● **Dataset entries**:
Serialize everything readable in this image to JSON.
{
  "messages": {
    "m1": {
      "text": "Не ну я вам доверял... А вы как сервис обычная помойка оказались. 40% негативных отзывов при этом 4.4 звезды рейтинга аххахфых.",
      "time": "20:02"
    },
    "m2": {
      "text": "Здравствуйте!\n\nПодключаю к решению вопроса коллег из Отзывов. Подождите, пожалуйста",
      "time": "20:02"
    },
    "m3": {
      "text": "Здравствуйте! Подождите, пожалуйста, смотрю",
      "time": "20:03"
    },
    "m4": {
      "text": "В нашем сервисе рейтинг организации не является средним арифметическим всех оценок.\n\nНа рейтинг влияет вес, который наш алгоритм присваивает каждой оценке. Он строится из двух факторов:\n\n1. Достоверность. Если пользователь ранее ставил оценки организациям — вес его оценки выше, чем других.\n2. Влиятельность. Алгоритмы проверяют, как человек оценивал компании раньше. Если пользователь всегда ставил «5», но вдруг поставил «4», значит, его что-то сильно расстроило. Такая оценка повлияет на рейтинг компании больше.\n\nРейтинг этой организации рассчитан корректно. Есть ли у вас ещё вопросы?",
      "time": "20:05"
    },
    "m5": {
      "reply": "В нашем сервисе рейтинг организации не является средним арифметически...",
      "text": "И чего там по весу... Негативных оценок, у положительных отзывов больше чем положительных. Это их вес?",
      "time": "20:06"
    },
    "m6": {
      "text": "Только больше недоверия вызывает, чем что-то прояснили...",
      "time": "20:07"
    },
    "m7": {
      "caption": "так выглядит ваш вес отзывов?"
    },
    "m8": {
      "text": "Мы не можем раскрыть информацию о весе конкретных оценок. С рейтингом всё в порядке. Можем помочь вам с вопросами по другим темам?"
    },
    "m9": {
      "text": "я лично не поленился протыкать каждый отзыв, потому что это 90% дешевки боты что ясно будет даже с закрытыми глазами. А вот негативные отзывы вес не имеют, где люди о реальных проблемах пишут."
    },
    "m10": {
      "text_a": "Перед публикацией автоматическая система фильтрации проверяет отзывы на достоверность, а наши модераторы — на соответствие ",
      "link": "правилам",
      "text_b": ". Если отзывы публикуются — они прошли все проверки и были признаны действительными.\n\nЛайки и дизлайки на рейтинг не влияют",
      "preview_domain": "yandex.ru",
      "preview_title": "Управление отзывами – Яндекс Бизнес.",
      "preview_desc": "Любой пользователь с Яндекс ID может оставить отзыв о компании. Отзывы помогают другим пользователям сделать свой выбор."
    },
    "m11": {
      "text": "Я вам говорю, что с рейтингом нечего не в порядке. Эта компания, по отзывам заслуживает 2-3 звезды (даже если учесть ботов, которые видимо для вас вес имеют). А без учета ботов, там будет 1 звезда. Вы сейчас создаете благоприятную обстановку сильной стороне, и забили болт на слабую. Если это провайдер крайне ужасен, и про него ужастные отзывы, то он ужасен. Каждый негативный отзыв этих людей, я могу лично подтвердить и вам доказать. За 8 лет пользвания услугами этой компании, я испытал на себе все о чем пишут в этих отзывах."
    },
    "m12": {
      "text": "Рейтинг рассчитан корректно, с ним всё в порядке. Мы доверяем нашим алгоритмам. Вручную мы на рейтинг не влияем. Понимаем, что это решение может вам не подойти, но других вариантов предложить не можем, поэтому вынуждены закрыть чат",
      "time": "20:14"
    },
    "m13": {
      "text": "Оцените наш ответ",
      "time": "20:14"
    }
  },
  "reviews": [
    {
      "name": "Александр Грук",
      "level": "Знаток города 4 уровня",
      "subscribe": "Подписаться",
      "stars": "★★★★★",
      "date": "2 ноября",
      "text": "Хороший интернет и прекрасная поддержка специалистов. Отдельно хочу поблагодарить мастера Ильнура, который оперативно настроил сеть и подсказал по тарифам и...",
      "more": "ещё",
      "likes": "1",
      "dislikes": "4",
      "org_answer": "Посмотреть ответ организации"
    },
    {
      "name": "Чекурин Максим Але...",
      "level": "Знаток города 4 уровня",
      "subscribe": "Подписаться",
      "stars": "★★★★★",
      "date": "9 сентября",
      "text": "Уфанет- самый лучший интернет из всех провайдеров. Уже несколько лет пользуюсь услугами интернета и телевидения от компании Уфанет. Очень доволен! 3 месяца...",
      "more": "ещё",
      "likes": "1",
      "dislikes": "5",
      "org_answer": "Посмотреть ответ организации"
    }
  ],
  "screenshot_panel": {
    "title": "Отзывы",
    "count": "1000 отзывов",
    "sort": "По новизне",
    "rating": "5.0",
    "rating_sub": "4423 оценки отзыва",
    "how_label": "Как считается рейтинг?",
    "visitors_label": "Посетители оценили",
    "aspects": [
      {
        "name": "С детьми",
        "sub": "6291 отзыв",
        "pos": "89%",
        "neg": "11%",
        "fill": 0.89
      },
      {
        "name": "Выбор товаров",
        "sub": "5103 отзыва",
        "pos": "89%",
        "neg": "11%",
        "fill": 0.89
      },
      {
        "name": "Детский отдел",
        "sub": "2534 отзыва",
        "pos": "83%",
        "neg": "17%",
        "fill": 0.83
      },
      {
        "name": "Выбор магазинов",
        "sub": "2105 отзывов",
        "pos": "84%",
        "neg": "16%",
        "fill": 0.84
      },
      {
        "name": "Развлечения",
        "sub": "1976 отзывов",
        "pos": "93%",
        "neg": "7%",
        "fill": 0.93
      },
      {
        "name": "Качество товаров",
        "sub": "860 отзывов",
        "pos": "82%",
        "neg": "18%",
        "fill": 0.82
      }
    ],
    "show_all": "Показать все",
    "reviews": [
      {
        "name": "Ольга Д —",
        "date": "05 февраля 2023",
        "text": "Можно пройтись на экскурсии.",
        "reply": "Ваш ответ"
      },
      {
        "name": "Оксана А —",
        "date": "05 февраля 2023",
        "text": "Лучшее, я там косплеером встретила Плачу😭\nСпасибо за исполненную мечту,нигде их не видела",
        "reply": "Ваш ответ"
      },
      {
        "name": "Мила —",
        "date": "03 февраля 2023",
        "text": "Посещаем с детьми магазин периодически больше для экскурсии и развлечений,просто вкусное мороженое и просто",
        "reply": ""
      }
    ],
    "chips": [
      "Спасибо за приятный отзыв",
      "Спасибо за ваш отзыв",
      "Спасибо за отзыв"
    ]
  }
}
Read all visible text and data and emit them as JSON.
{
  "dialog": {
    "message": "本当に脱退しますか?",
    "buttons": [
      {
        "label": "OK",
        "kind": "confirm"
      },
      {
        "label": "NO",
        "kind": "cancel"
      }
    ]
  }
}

● **Your goal**: Repeat every record, keeping each word and mark exactly as it is.

● **Result**:
Serialize everything readable in this image to JSON.
{
  "messages": {
    "m1": {
      "text": "Не ну я вам доверял... А вы как сервис обычная помойка оказались. 40% негативных отзывов при этом 4.4 звезды рейтинга аххахфых.",
      "time": "20:02"
    },
    "m2": {
      "text": "Здравствуйте!\n\nПодключаю к решению вопроса коллег из Отзывов. Подождите, пожалуйста",
      "time": "20:02"
    },
    "m3": {
      "text": "Здравствуйте! Подождите, пожалуйста, смотрю",
      "time": "20:03"
    },
    "m4": {
      "text": "В нашем сервисе рейтинг организации не является средним арифметическим всех оценок.\n\nНа рейтинг влияет вес, который наш алгоритм присваивает каждой оценке. Он строится из двух факторов:\n\n1. Достоверность. Если пользователь ранее ставил оценки организациям — вес его оценки выше, чем других.\n2. Влиятельность. Алгоритмы проверяют, как человек оценивал компании раньше. Если пользователь всегда ставил «5», но вдруг поставил «4», значит, его что-то сильно расстроило. Такая оценка повлияет на рейтинг компании больше.\n\nРейтинг этой организации рассчитан корректно. Есть ли у вас ещё вопросы?",
      "time": "20:05"
    },
    "m5": {
      "reply": "В нашем сервисе рейтинг организации не является средним арифметически...",
      "text": "И чего там по весу... Негативных оценок, у положительных отзывов больше чем положительных. Это их вес?",
      "time": "20:06"
    },
    "m6": {
      "text": "Только больше недоверия вызывает, чем что-то прояснили...",
      "time": "20:07"
    },
    "m7": {
      "caption": "так выглядит ваш вес отзывов?"
    },
    "m8": {
      "text": "Мы не можем раскрыть информацию о весе конкретных оценок. С рейтингом всё в порядке. Можем помочь вам с вопросами по другим темам?"
    },
    "m9": {
      "text": "я лично не поленился протыкать каждый отзыв, потому что это 90% дешевки боты что ясно будет даже с закрытыми глазами. А вот негативные отзывы вес не имеют, где люди о реальных проблемах пишут."
    },
    "m10": {
      "text_a": "Перед публикацией автоматическая система фильтрации проверяет отзывы на достоверность, а наши модераторы — на соответствие ",
      "link": "правилам",
      "text_b": ". Если отзывы публикуются — они прошли все проверки и были признаны действительными.\n\nЛайки и дизлайки на рейтинг не влияют",
      "preview_domain": "yandex.ru",
      "preview_title": "Управление отзывами – Яндекс Бизнес.",
      "preview_desc": "Любой пользователь с Яндекс ID может оставить отзыв о компании. Отзывы помогают другим пользователям сделать свой выбор."
    },
    "m11": {
      "text": "Я вам говорю, что с рейтингом нечего не в порядке. Эта компания, по отзывам заслуживает 2-3 звезды (даже если учесть ботов, которые видимо для вас вес имеют). А без учета ботов, там будет 1 звезда. Вы сейчас создаете благоприятную обстановку сильной стороне, и забили болт на слабую. Если это провайдер крайне ужасен, и про него ужастные отзывы, то он ужасен. Каждый негативный отзыв этих людей, я могу лично подтвердить и вам доказать. За 8 лет пользвания услугами этой компании, я испытал на себе все о чем пишут в этих отзывах."
    },
    "m12": {
      "text": "Рейтинг рассчитан корректно, с ним всё в порядке. Мы доверяем нашим алгоритмам. Вручную мы на рейтинг не влияем. Понимаем, что это решение может вам не подойти, но других вариантов предложить не можем, поэтому вынуждены закрыть чат",
      "time": "20:14"
    },
    "m13": {
      "text": "Оцените наш ответ",
      "time": "20:14"
    }
  },
  "reviews": [
    {
      "name": "Александр Грук",
      "level": "Знаток города 4 уровня",
      "subscribe": "Подписаться",
      "stars": "★★★★★",
      "date": "2 ноября",
      "text": "Хороший интернет и прекрасная поддержка специалистов. Отдельно хочу поблагодарить мастера Ильнура, который оперативно настроил сеть и подсказал по тарифам и...",
      "more": "ещё",
      "likes": "1",
      "dislikes": "4",
      "org_answer": "Посмотреть ответ организации"
    },
    {
      "name": "Чекурин Максим Але...",
      "level": "Знаток города 4 уровня",
      "subscribe": "Подписаться",
      "stars": "★★★★★",
      "date": "9 сентября",
      "text": "Уфанет- самый лучший интернет из всех провайдеров. Уже несколько лет пользуюсь услугами интернета и телевидения от компании Уфанет. Очень доволен! 3 месяца...",
      "more": "ещё",
      "likes": "1",
      "dislikes": "5",
      "org_answer": "Посмотреть ответ организации"
    }
  ],
  "screenshot_panel": {
    "title": "Отзывы",
    "count": "1000 отзывов",
    "sort": "По новизне",
    "rating": "5.0",
    "rating_sub": "4423 оценки отзыва",
    "how_label": "Как считается рейтинг?",
    "visitors_label": "Посетители оценили",
    "aspects": [
      {
        "name": "С детьми",
        "sub": "6291 отзыв",
        "pos": "89%",
        "neg": "11%",
        "fill": 0.89
      },
      {
        "name": "Выбор товаров",
        "sub": "5103 отзыва",
        "pos": "89%",
        "neg": "11%",
        "fill": 0.89
      },
      {
        "name": "Детский отдел",
        "sub": "2534 отзыва",
        "pos": "83%",
        "neg": "17%",
        "fill": 0.83
      },
      {
        "name": "Выбор магазинов",
        "sub": "2105 отзывов",
        "pos": "84%",
        "neg": "16%",
        "fill": 0.84
      },
      {
        "name": "Развлечения",
        "sub": "1976 отзывов",
        "pos": "93%",
        "neg": "7%",
        "fill": 0.93
      },
      {
        "name": "Качество товаров",
        "sub": "860 отзывов",
        "pos": "82%",
        "neg": "18%",
        "fill": 0.82
      }
    ],
    "show_all": "Показать все",
    "reviews": [
      {
        "name": "Ольга Д —",
        "date": "05 февраля 2023",
        "text": "Можно пройтись на экскурсии.",
        "reply": "Ваш ответ"
      },
      {
        "name": "Оксана А —",
        "date": "05 февраля 2023",
        "text": "Лучшее, я там косплеером встретила Плачу😭\nСпасибо за исполненную мечту,нигде их не видела",
        "reply": "Ваш ответ"
      },
      {
        "name": "Мила —",
        "date": "03 февраля 2023",
        "text": "Посещаем с детьми магазин периодически больше для экскурсии и развлечений,просто вкусное мороженое и просто",
        "reply": ""
      }
    ],
    "chips": [
      "Спасибо за приятный отзыв",
      "Спасибо за ваш отзыв",
      "Спасибо за отзыв"
    ]
  }
}
Read all visible text and data and emit them as JSON.
{
  "dialog": {
    "message": "本当に脱退しますか?",
    "buttons": [
      {
        "label": "OK",
        "kind": "confirm"
      },
      {
        "label": "NO",
        "kind": "cancel"
      }
    ]
  }
}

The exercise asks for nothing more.